── Exercise material ──
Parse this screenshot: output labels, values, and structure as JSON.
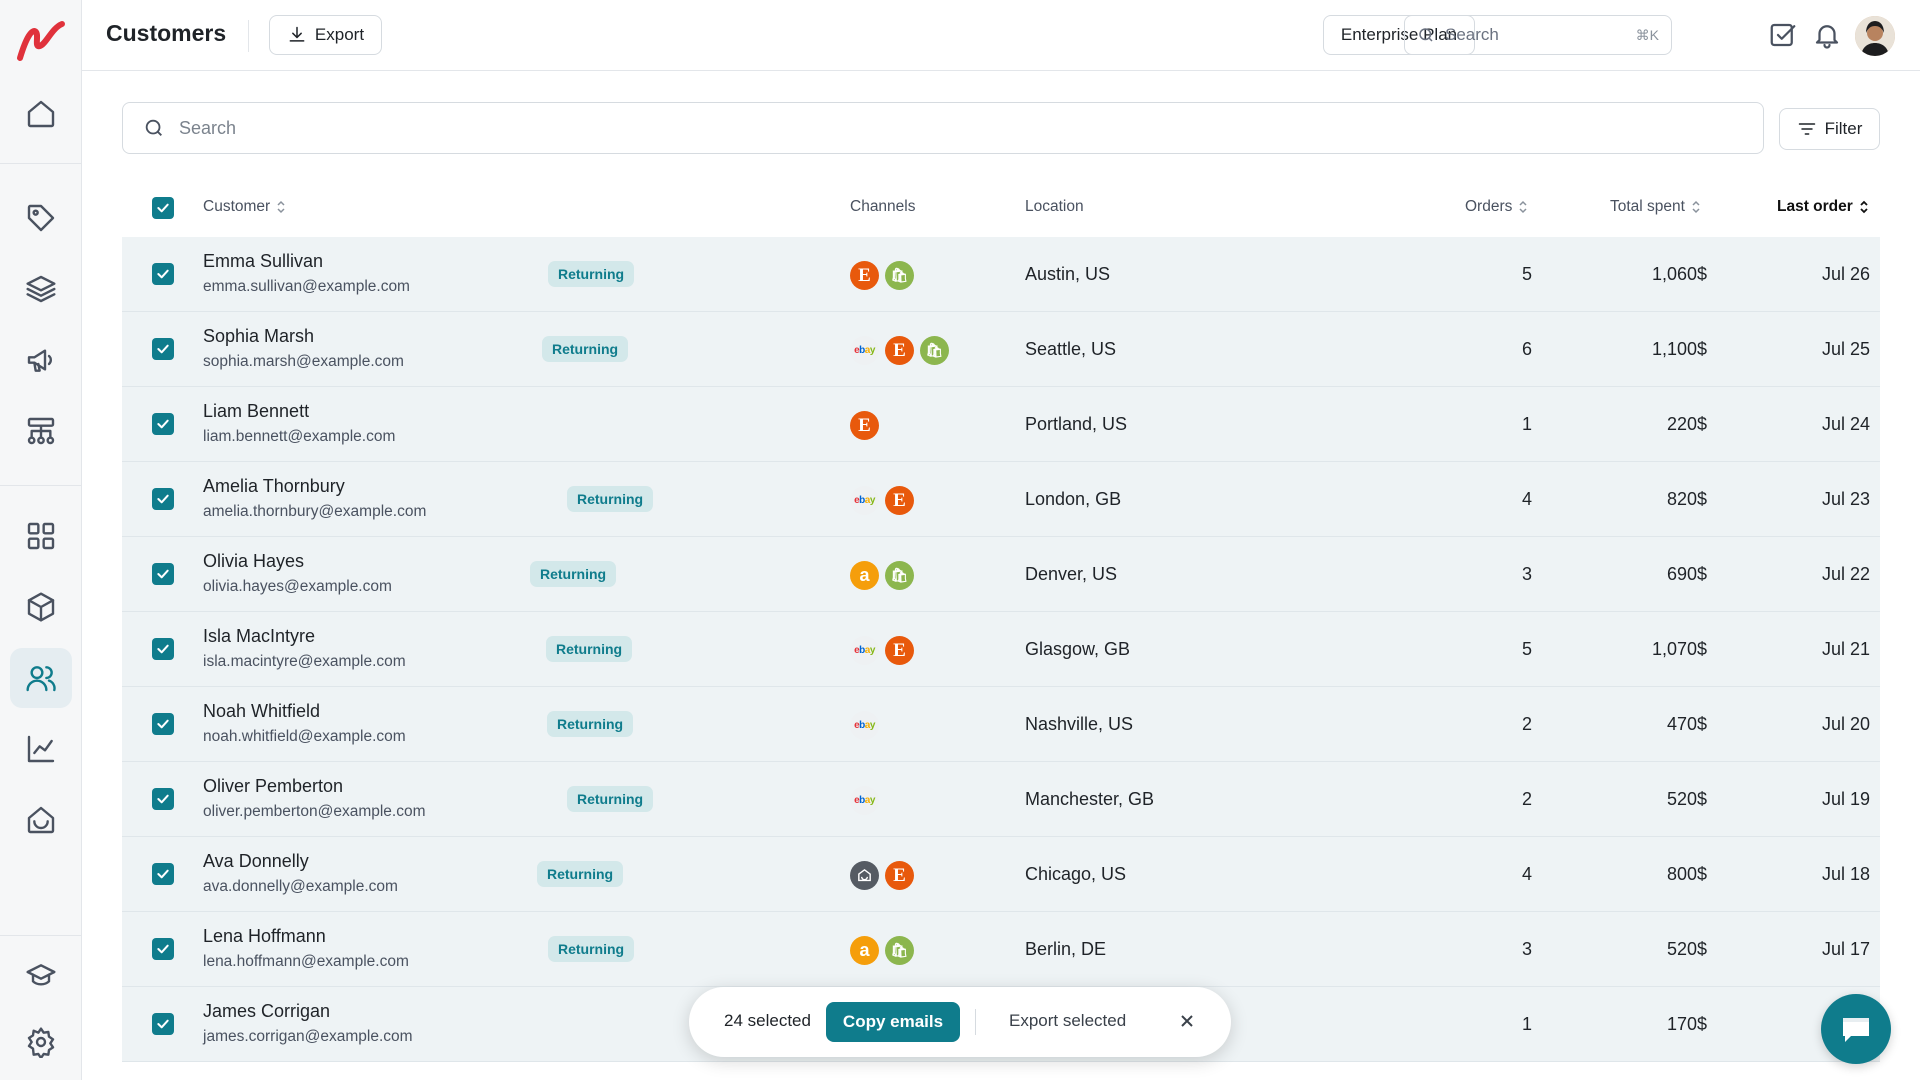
{
  "header": {
    "title": "Customers",
    "export_label": "Export",
    "plan_label": "Enterprise Plan",
    "search_placeholder": "Search",
    "search_shortcut": "⌘K"
  },
  "sidebar": {
    "items": [
      {
        "name": "home-icon"
      },
      {
        "name": "tag-icon"
      },
      {
        "name": "layers-icon"
      },
      {
        "name": "megaphone-icon"
      },
      {
        "name": "workflow-icon"
      },
      {
        "name": "grid-icon"
      },
      {
        "name": "box-icon"
      },
      {
        "name": "users-icon",
        "active": true
      },
      {
        "name": "chart-icon"
      },
      {
        "name": "inbox-icon"
      },
      {
        "name": "graduation-cap-icon"
      },
      {
        "name": "gear-icon"
      }
    ]
  },
  "main": {
    "search_placeholder": "Search",
    "filter_label": "Filter"
  },
  "table": {
    "columns": {
      "customer": "Customer",
      "channels": "Channels",
      "location": "Location",
      "orders": "Orders",
      "total_spent": "Total spent",
      "last_order": "Last order"
    },
    "rows": [
      {
        "name": "Emma Sullivan",
        "email": "emma.sullivan@example.com",
        "badge": "Returning",
        "channels": [
          "etsy",
          "shopify"
        ],
        "location": "Austin, US",
        "orders": "5",
        "spent": "1,060$",
        "last": "Jul 26"
      },
      {
        "name": "Sophia Marsh",
        "email": "sophia.marsh@example.com",
        "badge": "Returning",
        "channels": [
          "ebay",
          "etsy",
          "shopify"
        ],
        "location": "Seattle, US",
        "orders": "6",
        "spent": "1,100$",
        "last": "Jul 25"
      },
      {
        "name": "Liam Bennett",
        "email": "liam.bennett@example.com",
        "badge": "",
        "channels": [
          "etsy"
        ],
        "location": "Portland, US",
        "orders": "1",
        "spent": "220$",
        "last": "Jul 24"
      },
      {
        "name": "Amelia Thornbury",
        "email": "amelia.thornbury@example.com",
        "badge": "Returning",
        "channels": [
          "ebay",
          "etsy"
        ],
        "location": "London, GB",
        "orders": "4",
        "spent": "820$",
        "last": "Jul 23"
      },
      {
        "name": "Olivia Hayes",
        "email": "olivia.hayes@example.com",
        "badge": "Returning",
        "channels": [
          "amazon",
          "shopify"
        ],
        "location": "Denver, US",
        "orders": "3",
        "spent": "690$",
        "last": "Jul 22"
      },
      {
        "name": "Isla MacIntyre",
        "email": "isla.macintyre@example.com",
        "badge": "Returning",
        "channels": [
          "ebay",
          "etsy"
        ],
        "location": "Glasgow, GB",
        "orders": "5",
        "spent": "1,070$",
        "last": "Jul 21"
      },
      {
        "name": "Noah Whitfield",
        "email": "noah.whitfield@example.com",
        "badge": "Returning",
        "channels": [
          "ebay"
        ],
        "location": "Nashville, US",
        "orders": "2",
        "spent": "470$",
        "last": "Jul 20"
      },
      {
        "name": "Oliver Pemberton",
        "email": "oliver.pemberton@example.com",
        "badge": "Returning",
        "channels": [
          "ebay"
        ],
        "location": "Manchester, GB",
        "orders": "2",
        "spent": "520$",
        "last": "Jul 19"
      },
      {
        "name": "Ava Donnelly",
        "email": "ava.donnelly@example.com",
        "badge": "Returning",
        "channels": [
          "store",
          "etsy"
        ],
        "location": "Chicago, US",
        "orders": "4",
        "spent": "800$",
        "last": "Jul 18"
      },
      {
        "name": "Lena Hoffmann",
        "email": "lena.hoffmann@example.com",
        "badge": "Returning",
        "channels": [
          "amazon",
          "shopify"
        ],
        "location": "Berlin, DE",
        "orders": "3",
        "spent": "520$",
        "last": "Jul 17"
      },
      {
        "name": "James Corrigan",
        "email": "james.corrigan@example.com",
        "badge": "",
        "channels": [],
        "location": "",
        "orders": "1",
        "spent": "170$",
        "last": ""
      }
    ]
  },
  "selection": {
    "count_label": "24 selected",
    "copy_label": "Copy emails",
    "export_label": "Export selected"
  },
  "colors": {
    "accent": "#0f7c8c",
    "logo": "#e0323c",
    "row_selected": "#eef3f5",
    "badge_bg": "#d3e8ea"
  }
}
───
- **Aim of the exercise**: Pictures excluded, quote all the data above exactly.

- **Response to the task**:
Parse this screenshot: output labels, values, and structure as JSON.
{
  "header": {
    "title": "Customers",
    "export_label": "Export",
    "plan_label": "Enterprise Plan",
    "search_placeholder": "Search",
    "search_shortcut": "⌘K"
  },
  "sidebar": {
    "items": [
      {
        "name": "home-icon"
      },
      {
        "name": "tag-icon"
      },
      {
        "name": "layers-icon"
      },
      {
        "name": "megaphone-icon"
      },
      {
        "name": "workflow-icon"
      },
      {
        "name": "grid-icon"
      },
      {
        "name": "box-icon"
      },
      {
        "name": "users-icon",
        "active": true
      },
      {
        "name": "chart-icon"
      },
      {
        "name": "inbox-icon"
      },
      {
        "name": "graduation-cap-icon"
      },
      {
        "name": "gear-icon"
      }
    ]
  },
  "main": {
    "search_placeholder": "Search",
    "filter_label": "Filter"
  },
  "table": {
    "columns": {
      "customer": "Customer",
      "channels": "Channels",
      "location": "Location",
      "orders": "Orders",
      "total_spent": "Total spent",
      "last_order": "Last order"
    },
    "rows": [
      {
        "name": "Emma Sullivan",
        "email": "emma.sullivan@example.com",
        "badge": "Returning",
        "channels": [
          "etsy",
          "shopify"
        ],
        "location": "Austin, US",
        "orders": "5",
        "spent": "1,060$",
        "last": "Jul 26"
      },
      {
        "name": "Sophia Marsh",
        "email": "sophia.marsh@example.com",
        "badge": "Returning",
        "channels": [
          "ebay",
          "etsy",
          "shopify"
        ],
        "location": "Seattle, US",
        "orders": "6",
        "spent": "1,100$",
        "last": "Jul 25"
      },
      {
        "name": "Liam Bennett",
        "email": "liam.bennett@example.com",
        "badge": "",
        "channels": [
          "etsy"
        ],
        "location": "Portland, US",
        "orders": "1",
        "spent": "220$",
        "last": "Jul 24"
      },
      {
        "name": "Amelia Thornbury",
        "email": "amelia.thornbury@example.com",
        "badge": "Returning",
        "channels": [
          "ebay",
          "etsy"
        ],
        "location": "London, GB",
        "orders": "4",
        "spent": "820$",
        "last": "Jul 23"
      },
      {
        "name": "Olivia Hayes",
        "email": "olivia.hayes@example.com",
        "badge": "Returning",
        "channels": [
          "amazon",
          "shopify"
        ],
        "location": "Denver, US",
        "orders": "3",
        "spent": "690$",
        "last": "Jul 22"
      },
      {
        "name": "Isla MacIntyre",
        "email": "isla.macintyre@example.com",
        "badge": "Returning",
        "channels": [
          "ebay",
          "etsy"
        ],
        "location": "Glasgow, GB",
        "orders": "5",
        "spent": "1,070$",
        "last": "Jul 21"
      },
      {
        "name": "Noah Whitfield",
        "email": "noah.whitfield@example.com",
        "badge": "Returning",
        "channels": [
          "ebay"
        ],
        "location": "Nashville, US",
        "orders": "2",
        "spent": "470$",
        "last": "Jul 20"
      },
      {
        "name": "Oliver Pemberton",
        "email": "oliver.pemberton@example.com",
        "badge": "Returning",
        "channels": [
          "ebay"
        ],
        "location": "Manchester, GB",
        "orders": "2",
        "spent": "520$",
        "last": "Jul 19"
      },
      {
        "name": "Ava Donnelly",
        "email": "ava.donnelly@example.com",
        "badge": "Returning",
        "channels": [
          "store",
          "etsy"
        ],
        "location": "Chicago, US",
        "orders": "4",
        "spent": "800$",
        "last": "Jul 18"
      },
      {
        "name": "Lena Hoffmann",
        "email": "lena.hoffmann@example.com",
        "badge": "Returning",
        "channels": [
          "amazon",
          "shopify"
        ],
        "location": "Berlin, DE",
        "orders": "3",
        "spent": "520$",
        "last": "Jul 17"
      },
      {
        "name": "James Corrigan",
        "email": "james.corrigan@example.com",
        "badge": "",
        "channels": [],
        "location": "",
        "orders": "1",
        "spent": "170$",
        "last": ""
      }
    ]
  },
  "selection": {
    "count_label": "24 selected",
    "copy_label": "Copy emails",
    "export_label": "Export selected"
  },
  "colors": {
    "accent": "#0f7c8c",
    "logo": "#e0323c",
    "row_selected": "#eef3f5",
    "badge_bg": "#d3e8ea"
  }
}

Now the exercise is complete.